* [Exercise materials]:
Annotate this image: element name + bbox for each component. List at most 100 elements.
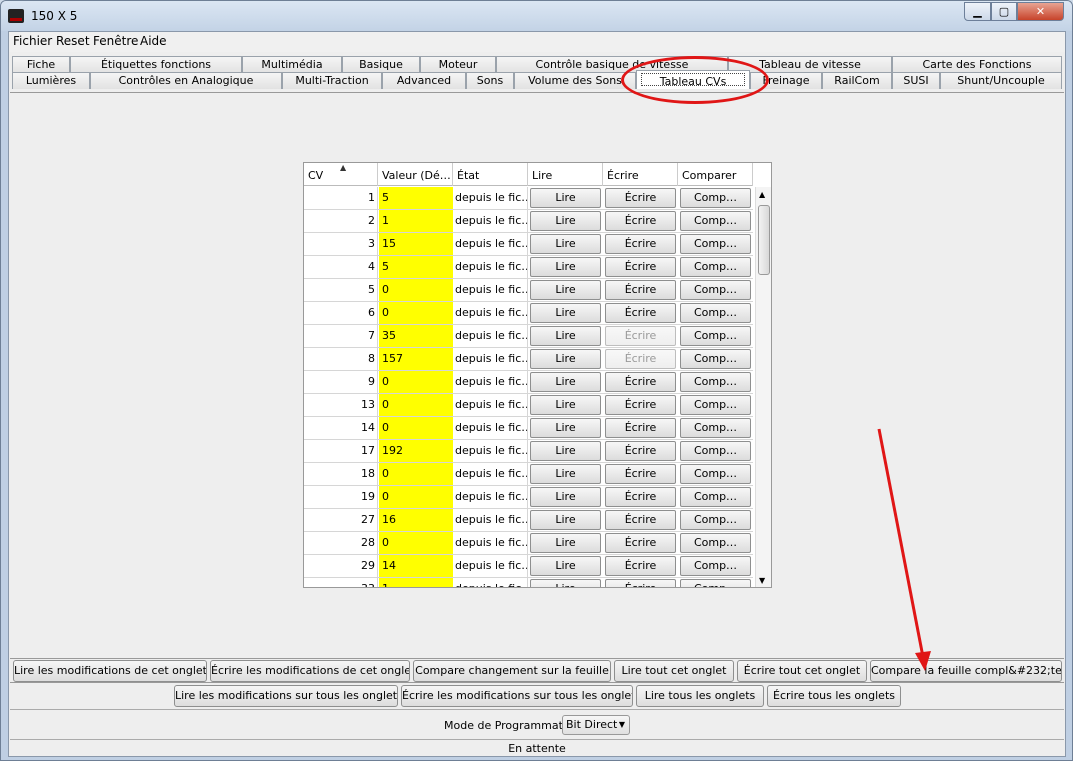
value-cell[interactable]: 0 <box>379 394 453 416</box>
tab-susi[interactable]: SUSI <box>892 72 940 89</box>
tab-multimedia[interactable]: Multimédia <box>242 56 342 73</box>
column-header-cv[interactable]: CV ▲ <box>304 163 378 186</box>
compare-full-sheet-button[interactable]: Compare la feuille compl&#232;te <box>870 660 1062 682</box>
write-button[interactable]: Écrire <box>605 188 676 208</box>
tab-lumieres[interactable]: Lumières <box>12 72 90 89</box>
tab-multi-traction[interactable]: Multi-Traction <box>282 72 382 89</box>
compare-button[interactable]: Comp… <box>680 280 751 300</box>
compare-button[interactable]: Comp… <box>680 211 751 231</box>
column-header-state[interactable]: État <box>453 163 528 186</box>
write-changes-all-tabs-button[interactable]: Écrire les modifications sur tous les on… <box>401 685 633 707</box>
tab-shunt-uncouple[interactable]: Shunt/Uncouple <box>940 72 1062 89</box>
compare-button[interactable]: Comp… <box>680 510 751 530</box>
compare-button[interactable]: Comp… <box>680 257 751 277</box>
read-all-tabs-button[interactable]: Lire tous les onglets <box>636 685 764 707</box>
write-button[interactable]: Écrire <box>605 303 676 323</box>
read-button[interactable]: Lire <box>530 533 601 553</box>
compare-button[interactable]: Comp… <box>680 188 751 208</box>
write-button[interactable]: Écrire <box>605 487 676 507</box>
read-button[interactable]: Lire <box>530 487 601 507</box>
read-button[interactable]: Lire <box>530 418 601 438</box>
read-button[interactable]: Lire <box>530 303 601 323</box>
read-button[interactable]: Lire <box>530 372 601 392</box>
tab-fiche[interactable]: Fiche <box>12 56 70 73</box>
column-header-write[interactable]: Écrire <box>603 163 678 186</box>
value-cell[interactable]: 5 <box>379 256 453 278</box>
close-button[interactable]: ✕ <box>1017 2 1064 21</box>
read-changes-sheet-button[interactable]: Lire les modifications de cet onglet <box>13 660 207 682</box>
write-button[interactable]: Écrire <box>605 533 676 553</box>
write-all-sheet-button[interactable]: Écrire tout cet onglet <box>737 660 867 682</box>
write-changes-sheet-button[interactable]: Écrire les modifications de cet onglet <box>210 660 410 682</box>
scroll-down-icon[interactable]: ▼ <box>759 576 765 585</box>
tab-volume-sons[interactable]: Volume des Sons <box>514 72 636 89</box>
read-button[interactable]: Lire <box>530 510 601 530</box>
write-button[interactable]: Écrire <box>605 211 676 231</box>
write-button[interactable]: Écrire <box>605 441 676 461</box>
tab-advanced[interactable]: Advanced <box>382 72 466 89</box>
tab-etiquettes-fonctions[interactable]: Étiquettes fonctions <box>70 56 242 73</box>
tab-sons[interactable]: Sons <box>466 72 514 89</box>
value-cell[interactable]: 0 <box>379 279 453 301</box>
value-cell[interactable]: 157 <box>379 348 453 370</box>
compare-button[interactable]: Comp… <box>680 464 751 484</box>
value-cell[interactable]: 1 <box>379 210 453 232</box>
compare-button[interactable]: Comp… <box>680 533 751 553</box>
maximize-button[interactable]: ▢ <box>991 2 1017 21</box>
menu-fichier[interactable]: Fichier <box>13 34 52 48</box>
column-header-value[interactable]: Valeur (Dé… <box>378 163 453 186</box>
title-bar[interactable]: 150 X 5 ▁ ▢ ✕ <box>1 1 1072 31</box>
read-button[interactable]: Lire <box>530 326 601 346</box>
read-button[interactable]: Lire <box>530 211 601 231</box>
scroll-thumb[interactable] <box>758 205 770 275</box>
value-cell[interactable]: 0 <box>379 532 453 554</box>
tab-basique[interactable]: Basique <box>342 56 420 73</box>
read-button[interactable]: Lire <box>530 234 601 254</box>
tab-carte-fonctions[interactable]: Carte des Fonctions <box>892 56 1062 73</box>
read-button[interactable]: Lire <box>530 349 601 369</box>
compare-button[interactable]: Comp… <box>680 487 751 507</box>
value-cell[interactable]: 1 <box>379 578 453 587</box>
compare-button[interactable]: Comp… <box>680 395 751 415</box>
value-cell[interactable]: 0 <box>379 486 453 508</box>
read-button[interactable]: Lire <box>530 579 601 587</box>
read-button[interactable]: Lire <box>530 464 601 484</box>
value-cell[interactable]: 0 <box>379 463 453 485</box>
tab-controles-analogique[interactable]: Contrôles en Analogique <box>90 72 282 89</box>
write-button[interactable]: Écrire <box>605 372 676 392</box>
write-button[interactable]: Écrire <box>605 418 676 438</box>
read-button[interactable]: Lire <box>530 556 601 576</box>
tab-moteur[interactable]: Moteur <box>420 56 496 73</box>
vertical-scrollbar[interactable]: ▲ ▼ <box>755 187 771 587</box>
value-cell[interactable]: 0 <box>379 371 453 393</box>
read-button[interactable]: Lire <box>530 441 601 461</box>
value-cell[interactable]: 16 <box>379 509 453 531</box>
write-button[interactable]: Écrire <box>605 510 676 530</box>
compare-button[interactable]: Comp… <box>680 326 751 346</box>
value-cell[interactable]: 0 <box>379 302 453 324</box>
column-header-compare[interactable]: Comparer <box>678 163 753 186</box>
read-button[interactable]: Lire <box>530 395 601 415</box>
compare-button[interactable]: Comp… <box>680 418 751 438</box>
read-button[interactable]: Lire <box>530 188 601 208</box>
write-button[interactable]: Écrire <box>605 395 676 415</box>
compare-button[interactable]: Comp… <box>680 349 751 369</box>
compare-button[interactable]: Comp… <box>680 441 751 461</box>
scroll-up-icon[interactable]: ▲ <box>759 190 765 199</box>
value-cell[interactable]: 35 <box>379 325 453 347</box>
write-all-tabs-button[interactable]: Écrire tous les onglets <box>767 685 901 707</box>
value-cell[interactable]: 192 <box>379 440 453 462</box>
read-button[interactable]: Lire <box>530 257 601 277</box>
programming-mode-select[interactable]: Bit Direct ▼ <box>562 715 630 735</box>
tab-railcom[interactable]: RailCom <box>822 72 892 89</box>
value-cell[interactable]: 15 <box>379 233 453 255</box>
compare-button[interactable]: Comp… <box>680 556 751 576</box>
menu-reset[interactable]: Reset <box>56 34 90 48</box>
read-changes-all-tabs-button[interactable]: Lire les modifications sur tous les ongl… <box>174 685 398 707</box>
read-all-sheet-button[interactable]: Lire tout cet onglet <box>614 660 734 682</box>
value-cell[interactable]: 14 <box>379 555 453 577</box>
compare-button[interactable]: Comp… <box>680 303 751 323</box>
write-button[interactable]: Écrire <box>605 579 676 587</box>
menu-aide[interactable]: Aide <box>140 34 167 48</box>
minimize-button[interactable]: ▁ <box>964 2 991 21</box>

---

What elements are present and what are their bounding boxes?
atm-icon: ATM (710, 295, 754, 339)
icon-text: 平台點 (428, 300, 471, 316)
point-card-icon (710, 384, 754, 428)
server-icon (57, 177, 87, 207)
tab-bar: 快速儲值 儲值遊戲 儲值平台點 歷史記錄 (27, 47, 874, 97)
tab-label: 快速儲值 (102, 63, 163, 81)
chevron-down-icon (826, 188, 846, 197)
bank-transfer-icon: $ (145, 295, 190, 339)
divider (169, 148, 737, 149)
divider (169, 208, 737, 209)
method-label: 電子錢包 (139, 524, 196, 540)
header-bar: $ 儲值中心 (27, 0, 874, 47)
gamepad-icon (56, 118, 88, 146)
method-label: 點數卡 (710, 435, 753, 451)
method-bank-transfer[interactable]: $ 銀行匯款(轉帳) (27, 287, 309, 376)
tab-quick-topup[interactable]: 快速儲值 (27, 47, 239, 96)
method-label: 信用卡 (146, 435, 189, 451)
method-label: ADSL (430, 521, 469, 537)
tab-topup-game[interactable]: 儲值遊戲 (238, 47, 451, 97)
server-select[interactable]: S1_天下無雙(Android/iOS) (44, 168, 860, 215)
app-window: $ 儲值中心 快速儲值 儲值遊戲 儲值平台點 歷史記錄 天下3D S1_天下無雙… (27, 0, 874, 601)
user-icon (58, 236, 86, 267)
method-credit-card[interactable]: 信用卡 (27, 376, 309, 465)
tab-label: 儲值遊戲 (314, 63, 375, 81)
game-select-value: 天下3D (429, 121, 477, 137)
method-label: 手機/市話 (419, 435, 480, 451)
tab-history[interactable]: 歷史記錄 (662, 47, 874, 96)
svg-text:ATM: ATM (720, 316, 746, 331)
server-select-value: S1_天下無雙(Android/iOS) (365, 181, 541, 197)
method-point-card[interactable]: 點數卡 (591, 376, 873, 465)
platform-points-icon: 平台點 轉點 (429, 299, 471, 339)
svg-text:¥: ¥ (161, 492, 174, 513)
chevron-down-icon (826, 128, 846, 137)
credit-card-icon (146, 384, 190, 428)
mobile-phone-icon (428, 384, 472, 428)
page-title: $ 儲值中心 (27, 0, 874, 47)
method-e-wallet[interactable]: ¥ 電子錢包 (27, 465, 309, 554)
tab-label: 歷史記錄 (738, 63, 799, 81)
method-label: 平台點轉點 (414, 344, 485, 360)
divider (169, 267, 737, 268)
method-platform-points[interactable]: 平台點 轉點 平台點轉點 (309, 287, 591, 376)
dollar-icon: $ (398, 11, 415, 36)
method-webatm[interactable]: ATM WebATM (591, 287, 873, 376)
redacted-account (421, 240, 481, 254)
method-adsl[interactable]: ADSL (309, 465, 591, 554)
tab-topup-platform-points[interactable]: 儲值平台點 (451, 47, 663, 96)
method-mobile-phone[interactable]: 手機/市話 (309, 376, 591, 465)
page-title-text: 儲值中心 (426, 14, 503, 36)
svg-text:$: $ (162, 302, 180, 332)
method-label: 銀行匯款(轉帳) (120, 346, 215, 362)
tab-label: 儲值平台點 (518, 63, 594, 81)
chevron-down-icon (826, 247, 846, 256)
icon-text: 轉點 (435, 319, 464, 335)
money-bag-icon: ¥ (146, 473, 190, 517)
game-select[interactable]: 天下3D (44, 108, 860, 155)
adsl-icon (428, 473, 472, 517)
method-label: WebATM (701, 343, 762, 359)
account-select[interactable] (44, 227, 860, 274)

--

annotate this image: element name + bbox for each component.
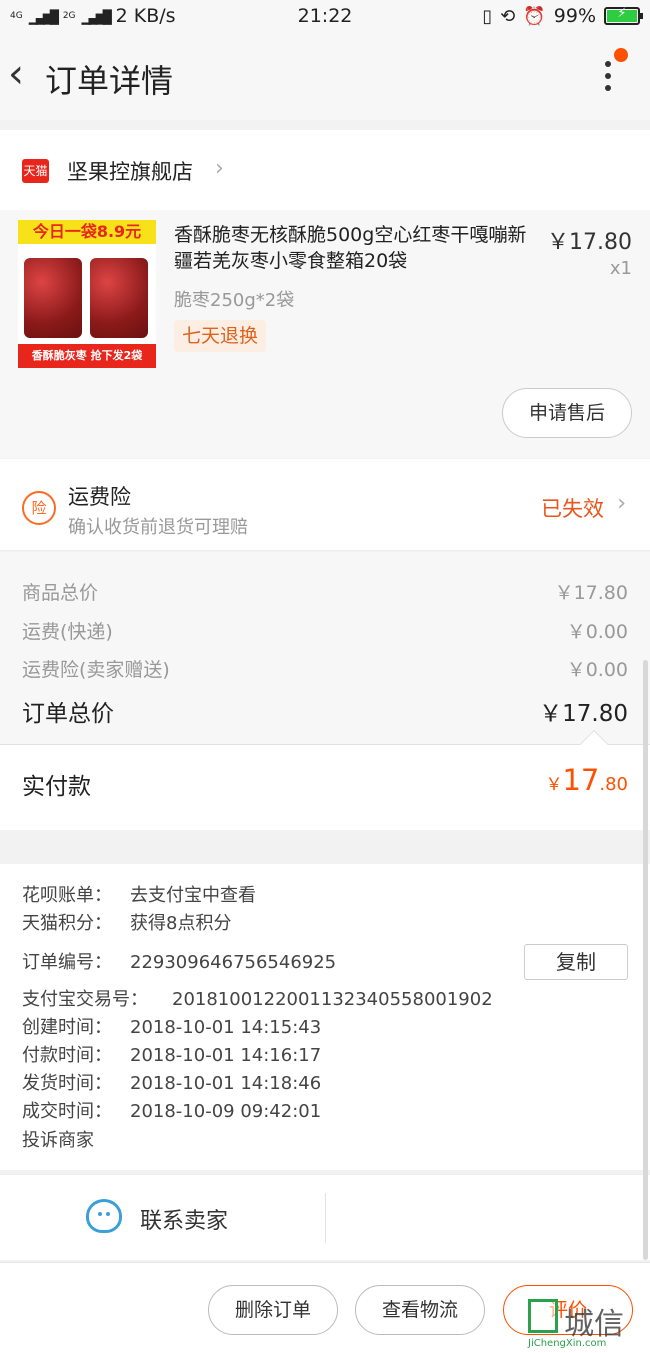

* [Goal]:
Output the entries from the line that contains "most 100 elements." up to and including the line that contains "compare-button[interactable]: Comp… <box>680 211", reproducing each line verbatim and leaving out the pictures.

* [Exercise result]:
Annotate this image: element name + bbox for each component. List at most 100 elements.
value-cell[interactable]: 0 <box>379 394 453 416</box>
tab-susi[interactable]: SUSI <box>892 72 940 89</box>
tab-multimedia[interactable]: Multimédia <box>242 56 342 73</box>
column-header-cv[interactable]: CV ▲ <box>304 163 378 186</box>
compare-full-sheet-button[interactable]: Compare la feuille compl&#232;te <box>870 660 1062 682</box>
write-button[interactable]: Écrire <box>605 188 676 208</box>
tab-lumieres[interactable]: Lumières <box>12 72 90 89</box>
tab-multi-traction[interactable]: Multi-Traction <box>282 72 382 89</box>
compare-button[interactable]: Comp… <box>680 280 751 300</box>
compare-button[interactable]: Comp… <box>680 211 751 231</box>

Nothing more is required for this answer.